What is expected >>
Lines containing the word "جرام" are the ones to copy from the records below.

[Collected data entries]
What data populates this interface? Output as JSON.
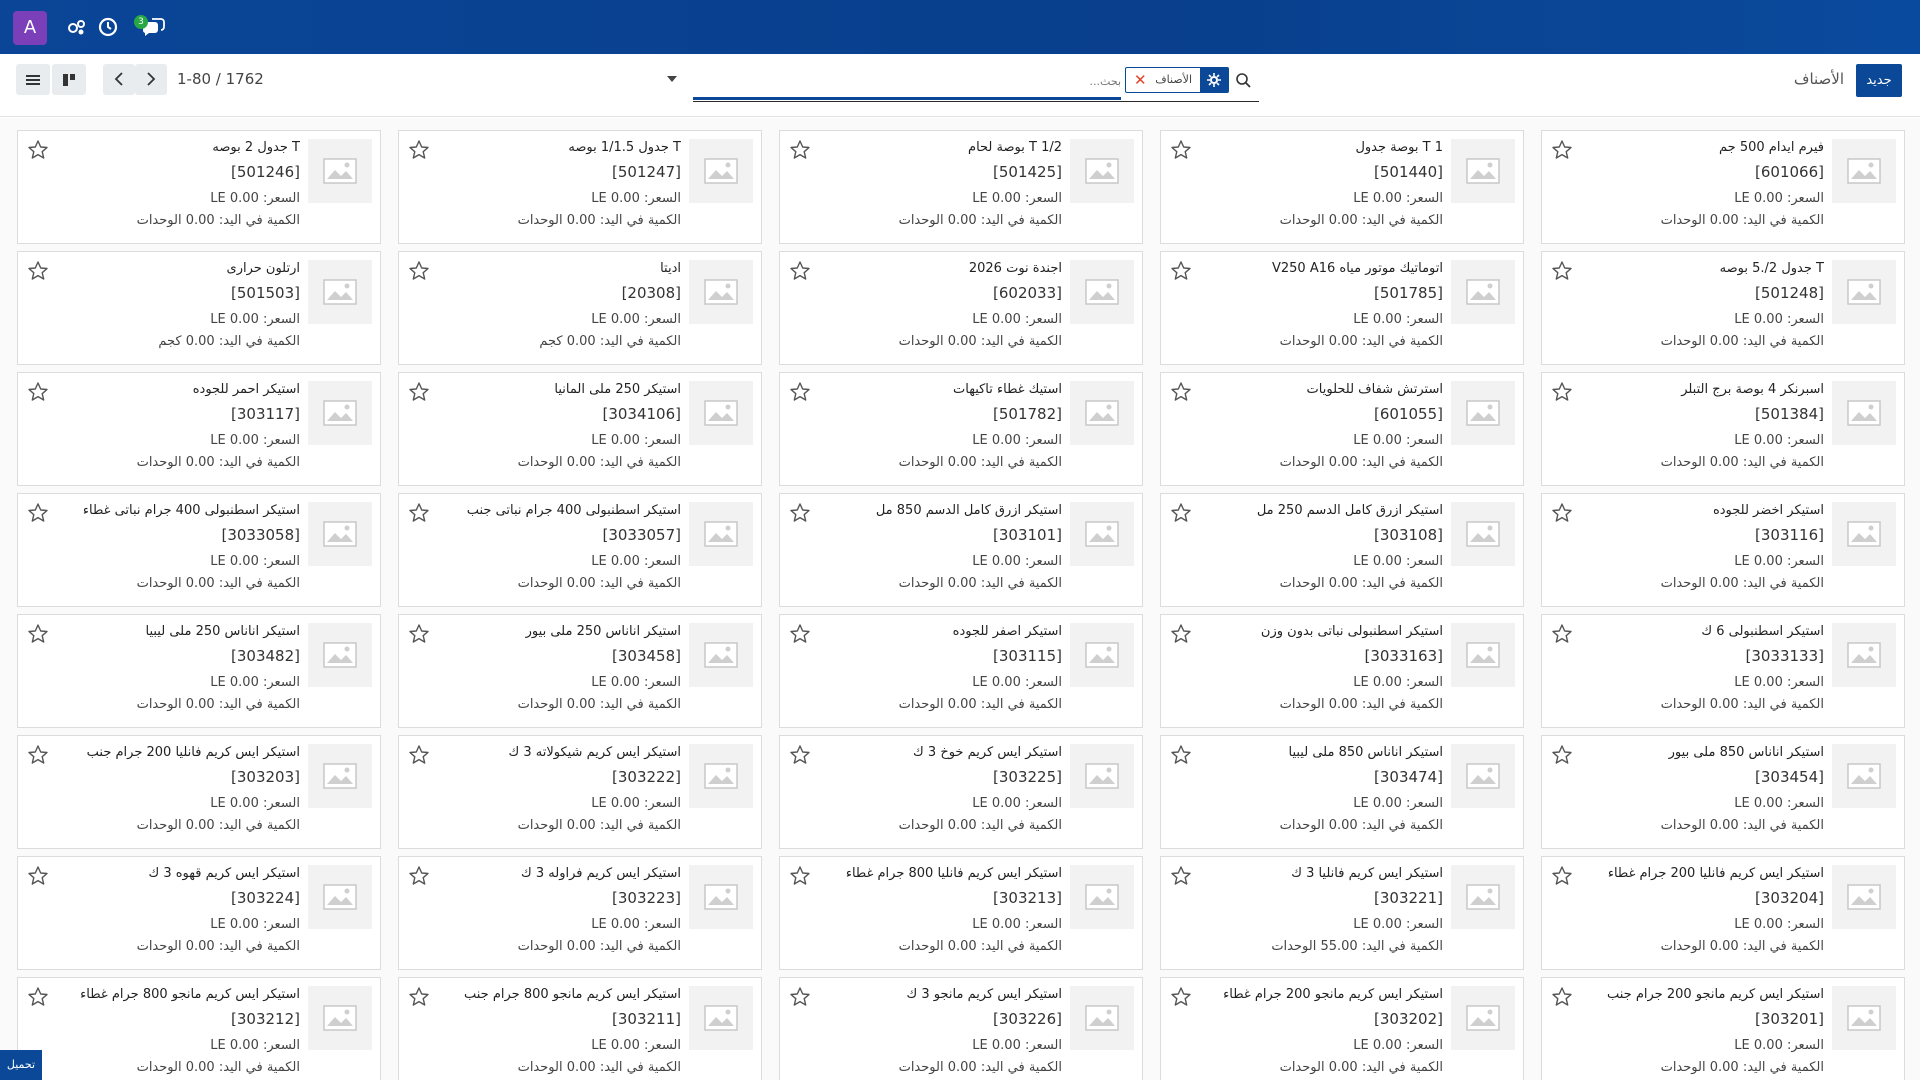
{
  "navbar": {
    "avatar_letter": "A",
    "avatar_color": "#7b3fb9",
    "activity_icon": "settings-cluster-icon",
    "clock_icon": "clock-icon",
    "chat_icon": "chat-icon",
    "chat_badge": "3"
  },
  "control": {
    "new_button": "جديد",
    "breadcrumb": "الأصناف",
    "search": {
      "facet_label": "الأصناف",
      "placeholder": "بحث..."
    },
    "pager": "1-80 / 1762"
  },
  "labels": {
    "price_prefix": "السعر:",
    "currency": "LE",
    "qty_prefix": "الكمية في اليد:"
  },
  "load_more": "تحميل",
  "products": [
    {
      "name": "فيرم ايدام 500 جم",
      "code": "[601066]",
      "price": "0.00",
      "qty": "0.00",
      "unit": "الوحدات"
    },
    {
      "name": "T 1 بوصة جدول",
      "code": "[501440]",
      "price": "0.00",
      "qty": "0.00",
      "unit": "الوحدات"
    },
    {
      "name": "T 1/2 بوصة لحام",
      "code": "[501425]",
      "price": "0.00",
      "qty": "0.00",
      "unit": "الوحدات"
    },
    {
      "name": "T جدول 1/1.5 بوصه",
      "code": "[501247]",
      "price": "0.00",
      "qty": "0.00",
      "unit": "الوحدات"
    },
    {
      "name": "T جدول 2 بوصه",
      "code": "[501246]",
      "price": "0.00",
      "qty": "0.00",
      "unit": "الوحدات"
    },
    {
      "name": "T جدول 2/.5 بوصه",
      "code": "[501248]",
      "price": "0.00",
      "qty": "0.00",
      "unit": "الوحدات"
    },
    {
      "name": "اتوماتيك موتور مياه V250 A16",
      "code": "[501785]",
      "price": "0.00",
      "qty": "0.00",
      "unit": "الوحدات"
    },
    {
      "name": "اجندة نوت 2026",
      "code": "[602033]",
      "price": "0.00",
      "qty": "0.00",
      "unit": "الوحدات"
    },
    {
      "name": "اديتا",
      "code": "[20308]",
      "price": "0.00",
      "qty": "0.00",
      "unit": "كجم"
    },
    {
      "name": "ارتلون حرارى",
      "code": "[501503]",
      "price": "0.00",
      "qty": "0.00",
      "unit": "كجم"
    },
    {
      "name": "اسبرنكر 4 بوصة برج التبلر",
      "code": "[501384]",
      "price": "0.00",
      "qty": "0.00",
      "unit": "الوحدات"
    },
    {
      "name": "استرتش شفاف للحلويات",
      "code": "[601055]",
      "price": "0.00",
      "qty": "0.00",
      "unit": "الوحدات"
    },
    {
      "name": "استيك غطاء تاكيهات",
      "code": "[501782]",
      "price": "0.00",
      "qty": "0.00",
      "unit": "الوحدات"
    },
    {
      "name": "استيكر 250 ملى المانيا",
      "code": "[3034106]",
      "price": "0.00",
      "qty": "0.00",
      "unit": "الوحدات"
    },
    {
      "name": "استيكر احمر للجوده",
      "code": "[303117]",
      "price": "0.00",
      "qty": "0.00",
      "unit": "الوحدات"
    },
    {
      "name": "استيكر اخضر للجوده",
      "code": "[303116]",
      "price": "0.00",
      "qty": "0.00",
      "unit": "الوحدات"
    },
    {
      "name": "استيكر ازرق كامل الدسم 250 مل",
      "code": "[303108]",
      "price": "0.00",
      "qty": "0.00",
      "unit": "الوحدات"
    },
    {
      "name": "استيكر ازرق كامل الدسم 850 مل",
      "code": "[303101]",
      "price": "0.00",
      "qty": "0.00",
      "unit": "الوحدات"
    },
    {
      "name": "استيكر اسطنبولى 400 جرام نباتى جنب",
      "code": "[3033057]",
      "price": "0.00",
      "qty": "0.00",
      "unit": "الوحدات"
    },
    {
      "name": "استيكر اسطنبولى 400 جرام نباتى غطاء",
      "code": "[3033058]",
      "price": "0.00",
      "qty": "0.00",
      "unit": "الوحدات"
    },
    {
      "name": "استيكر اسطنبولى 6 ك",
      "code": "[3033133]",
      "price": "0.00",
      "qty": "0.00",
      "unit": "الوحدات"
    },
    {
      "name": "استيكر اسطنبولى نباتى بدون وزن",
      "code": "[3033163]",
      "price": "0.00",
      "qty": "0.00",
      "unit": "الوحدات"
    },
    {
      "name": "استيكر اصفر للجوده",
      "code": "[303115]",
      "price": "0.00",
      "qty": "0.00",
      "unit": "الوحدات"
    },
    {
      "name": "استيكر اناناس 250 ملى بيور",
      "code": "[303458]",
      "price": "0.00",
      "qty": "0.00",
      "unit": "الوحدات"
    },
    {
      "name": "استيكر اناناس 250 ملى ليبيا",
      "code": "[303482]",
      "price": "0.00",
      "qty": "0.00",
      "unit": "الوحدات"
    },
    {
      "name": "استيكر اناناس 850 ملى بيور",
      "code": "[303454]",
      "price": "0.00",
      "qty": "0.00",
      "unit": "الوحدات"
    },
    {
      "name": "استيكر اناناس 850 ملى ليبيا",
      "code": "[303474]",
      "price": "0.00",
      "qty": "0.00",
      "unit": "الوحدات"
    },
    {
      "name": "استيكر ايس كريم خوخ 3 ك",
      "code": "[303225]",
      "price": "0.00",
      "qty": "0.00",
      "unit": "الوحدات"
    },
    {
      "name": "استيكر ايس كريم شيكولاته 3 ك",
      "code": "[303222]",
      "price": "0.00",
      "qty": "0.00",
      "unit": "الوحدات"
    },
    {
      "name": "استيكر ايس كريم فانليا 200 جرام جنب",
      "code": "[303203]",
      "price": "0.00",
      "qty": "0.00",
      "unit": "الوحدات"
    },
    {
      "name": "استيكر ايس كريم فانليا 200 جرام غطاء",
      "code": "[303204]",
      "price": "0.00",
      "qty": "0.00",
      "unit": "الوحدات"
    },
    {
      "name": "استيكر ايس كريم فانليا 3 ك",
      "code": "[303221]",
      "price": "0.00",
      "qty": "55.00",
      "unit": "الوحدات"
    },
    {
      "name": "استيكر ايس كريم فانليا 800 جرام غطاء",
      "code": "[303213]",
      "price": "0.00",
      "qty": "0.00",
      "unit": "الوحدات"
    },
    {
      "name": "استيكر ايس كريم فراوله 3 ك",
      "code": "[303223]",
      "price": "0.00",
      "qty": "0.00",
      "unit": "الوحدات"
    },
    {
      "name": "استيكر ايس كريم قهوه 3 ك",
      "code": "[303224]",
      "price": "0.00",
      "qty": "0.00",
      "unit": "الوحدات"
    },
    {
      "name": "استيكر ايس كريم مانجو 200 جرام جنب",
      "code": "[303201]",
      "price": "0.00",
      "qty": "0.00",
      "unit": "الوحدات"
    },
    {
      "name": "استيكر ايس كريم مانجو 200 جرام غطاء",
      "code": "[303202]",
      "price": "0.00",
      "qty": "0.00",
      "unit": "الوحدات"
    },
    {
      "name": "استيكر ايس كريم مانجو 3 ك",
      "code": "[303226]",
      "price": "0.00",
      "qty": "0.00",
      "unit": "الوحدات"
    },
    {
      "name": "استيكر ايس كريم مانجو 800 جرام جنب",
      "code": "[303211]",
      "price": "0.00",
      "qty": "0.00",
      "unit": "الوحدات"
    },
    {
      "name": "استيكر ايس كريم مانجو 800 جرام غطاء",
      "code": "[303212]",
      "price": "0.00",
      "qty": "0.00",
      "unit": "الوحدات"
    }
  ]
}
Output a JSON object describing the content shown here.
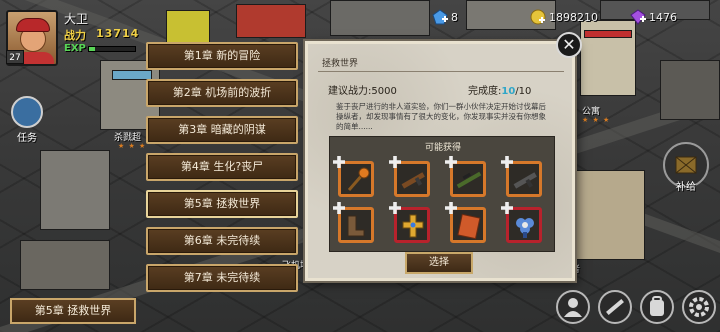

Solution for this exercise >>
      "name": "استيكر اسطنبولى 400 جرام نباتى جنب",
      "name": "استيكر اسطنبولى 400 جرام نباتى غطاء",
      "name": "استيكر ايس كريم فانليا 200 جرام جنب",
      "name": "استيكر ايس كريم فانليا 200 جرام غطاء",
      "name": "استيكر ايس كريم فانليا 800 جرام غطاء",
      "name": "استيكر ايس كريم مانجو 200 جرام جنب",
      "name": "استيكر ايس كريم مانجو 200 جرام غطاء",
      "name": "استيكر ايس كريم مانجو 800 جرام جنب",
      "name": "استيكر ايس كريم مانجو 800 جرام غطاء",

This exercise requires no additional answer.